* [Work to be completed] Change "family" to "household" and write out the stretch of the blog post about "24" from "If I missed" through "in Oklahoma City.".

* [Extract]
CAIR doesn't expect Fox to dump the story line but might ask that it consider ways to mitigate it in future episodes. "We're realistic," Khan says. "We're not asking for something that can't be done."
It would be naive to dismiss Khan's concerns. At this point in American history, it's an unfortunate fact of life that some people harbor unfair suspicions of Muslims in our midst.
[The whining Libs at the LATimes should be glad we didn't put Middle Eastern Muslims into detention camps after 9/11, the way they did the Japanese--primarily in California, ironically-during WWII.]
So while I tout "24," how does my favorite show look like through Khan's eyes?
"It was almost like a heart-sinking, crashing feeling down to the floor," she says. "Just being attacked, seeing your religion attacked, which, if it is the essence of your being, is a very difficult thing to take. You feel mixed emotions — anger, disappointment, hurt."
[I didn't see or hear their religion attacked once on this show!
If I missed it, please email to let me know when it was.--Jen]
The "24" terrorist family, she says, "is not a family I've ever known. None of the 9/11 hijackers had that kind of family…. It's not really based on any reality of what we [in America] are going through."
[What does this mean, because it beats me!]
It's just TV. We all know that, right?
Khan can only hope that Americans won't stereotype Muslims any more than they typecast whites after Timothy McVeigh's terrorist bombing in Oklahoma City.
[As I said several times on this blog, there is reason to believe that McVeigh was working with Iraqi terrorists and that the OKC bombing was another IslamoFacist/Al Queda-linked attack on America, after the first WTC Center bombing in '93.
President Clinton used it as an opportunity to smear "Christian, white, right wing militia members" and Rush Limbaugh and Conservative talk radio.] "Unfortunately, there are only 7 million of us in America and not everyone knows one of us," she says. "That's the reality we're dealing with."
Correct me if I'm wrong on this, too, but to the best of my knowledge, there are nowhere close to 7 million Muslims in this country--Thank God.
There are only 1 million, but that's enough: if only 1% of them are jihadi murderers, that's 10,000.
This show was terrific!
On the first night, Kiefer Sutherland's character was forced to use "abuse" to get information out of the dark, swarthy, Turkish (Is he Muslim?) terrorist they got in custody;
"Jack Bower" has a file on this man's previous terrorist activities and knows that he's involved with a big attack that is already underway.
To try and stop it, he slaps around and then shoots the terrorist in the leg and threatens to shoot him in the other leg when the bad guy finally confesses that they're going to attack/kill/kidnap the Secretary of Defense.

[Data excerpts]
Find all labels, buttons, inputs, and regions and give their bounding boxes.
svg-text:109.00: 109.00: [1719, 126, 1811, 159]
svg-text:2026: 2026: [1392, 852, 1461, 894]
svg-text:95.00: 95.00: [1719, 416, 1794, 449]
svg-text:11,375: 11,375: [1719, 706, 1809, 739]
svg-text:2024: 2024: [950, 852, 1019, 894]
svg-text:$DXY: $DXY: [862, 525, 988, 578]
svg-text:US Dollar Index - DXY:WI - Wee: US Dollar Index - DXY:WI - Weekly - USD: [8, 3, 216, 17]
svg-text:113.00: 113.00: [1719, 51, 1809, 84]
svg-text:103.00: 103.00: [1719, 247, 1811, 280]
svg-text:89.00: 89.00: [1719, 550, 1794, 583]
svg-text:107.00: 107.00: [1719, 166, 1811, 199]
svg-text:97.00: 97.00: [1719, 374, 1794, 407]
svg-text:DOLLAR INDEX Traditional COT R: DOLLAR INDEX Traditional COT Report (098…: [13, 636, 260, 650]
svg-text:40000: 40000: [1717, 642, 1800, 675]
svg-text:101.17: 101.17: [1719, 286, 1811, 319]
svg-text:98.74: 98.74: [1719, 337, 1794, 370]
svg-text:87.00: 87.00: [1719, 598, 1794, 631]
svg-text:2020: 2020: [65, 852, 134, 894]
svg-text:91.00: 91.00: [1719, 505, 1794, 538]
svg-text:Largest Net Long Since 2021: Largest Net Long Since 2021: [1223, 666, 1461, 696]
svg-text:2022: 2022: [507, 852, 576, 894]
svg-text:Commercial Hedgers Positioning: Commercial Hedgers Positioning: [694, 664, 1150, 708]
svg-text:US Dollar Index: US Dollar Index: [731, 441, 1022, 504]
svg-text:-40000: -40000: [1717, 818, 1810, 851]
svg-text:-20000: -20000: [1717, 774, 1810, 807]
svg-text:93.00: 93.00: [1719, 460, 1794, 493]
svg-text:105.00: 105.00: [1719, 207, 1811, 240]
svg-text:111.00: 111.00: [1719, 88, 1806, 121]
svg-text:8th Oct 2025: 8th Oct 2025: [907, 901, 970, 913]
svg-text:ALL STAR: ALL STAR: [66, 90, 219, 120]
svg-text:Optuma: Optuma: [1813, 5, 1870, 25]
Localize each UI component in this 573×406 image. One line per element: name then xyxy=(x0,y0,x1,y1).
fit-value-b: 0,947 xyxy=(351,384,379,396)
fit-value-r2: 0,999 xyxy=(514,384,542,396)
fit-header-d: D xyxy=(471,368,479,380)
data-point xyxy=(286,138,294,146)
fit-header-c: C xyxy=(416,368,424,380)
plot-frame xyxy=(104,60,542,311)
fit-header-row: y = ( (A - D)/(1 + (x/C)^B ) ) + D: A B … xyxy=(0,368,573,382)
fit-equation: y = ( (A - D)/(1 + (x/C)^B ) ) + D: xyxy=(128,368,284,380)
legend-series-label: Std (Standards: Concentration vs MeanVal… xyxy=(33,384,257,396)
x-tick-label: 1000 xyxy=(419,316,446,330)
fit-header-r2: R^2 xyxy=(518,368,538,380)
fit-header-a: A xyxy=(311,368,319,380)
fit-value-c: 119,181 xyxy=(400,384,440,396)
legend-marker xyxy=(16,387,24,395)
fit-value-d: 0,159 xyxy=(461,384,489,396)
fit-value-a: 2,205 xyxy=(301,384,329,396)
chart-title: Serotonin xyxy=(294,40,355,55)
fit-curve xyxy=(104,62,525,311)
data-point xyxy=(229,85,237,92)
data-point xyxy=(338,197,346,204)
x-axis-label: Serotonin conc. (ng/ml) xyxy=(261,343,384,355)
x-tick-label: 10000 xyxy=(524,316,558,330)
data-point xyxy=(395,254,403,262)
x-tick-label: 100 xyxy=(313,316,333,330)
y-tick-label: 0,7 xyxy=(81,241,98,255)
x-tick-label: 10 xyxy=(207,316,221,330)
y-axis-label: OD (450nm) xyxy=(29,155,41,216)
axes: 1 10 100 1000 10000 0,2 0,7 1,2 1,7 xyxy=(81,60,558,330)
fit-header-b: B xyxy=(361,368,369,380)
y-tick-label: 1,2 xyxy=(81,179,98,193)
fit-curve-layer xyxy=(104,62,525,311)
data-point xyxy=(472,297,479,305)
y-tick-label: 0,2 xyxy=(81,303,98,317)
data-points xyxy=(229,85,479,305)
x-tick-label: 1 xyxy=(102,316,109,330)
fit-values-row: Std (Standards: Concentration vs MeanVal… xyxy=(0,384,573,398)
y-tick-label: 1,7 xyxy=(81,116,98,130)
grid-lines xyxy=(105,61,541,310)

* [Response below]
If I missed it, please email to let me know when it was.--Jen]
The "24" terrorist household, she says, "is not a household I've ever known. None of the 9/11 hijackers had that kind of household…. It's not really based on any reality of what we [in America] are going through."
[What does this mean, because it beats me!]
It's just TV. We all know that, right?
Khan can only hope that Americans won't stereotype Muslims any more than they typecast whites after Timothy McVeigh's terrorist bombing in Oklahoma City.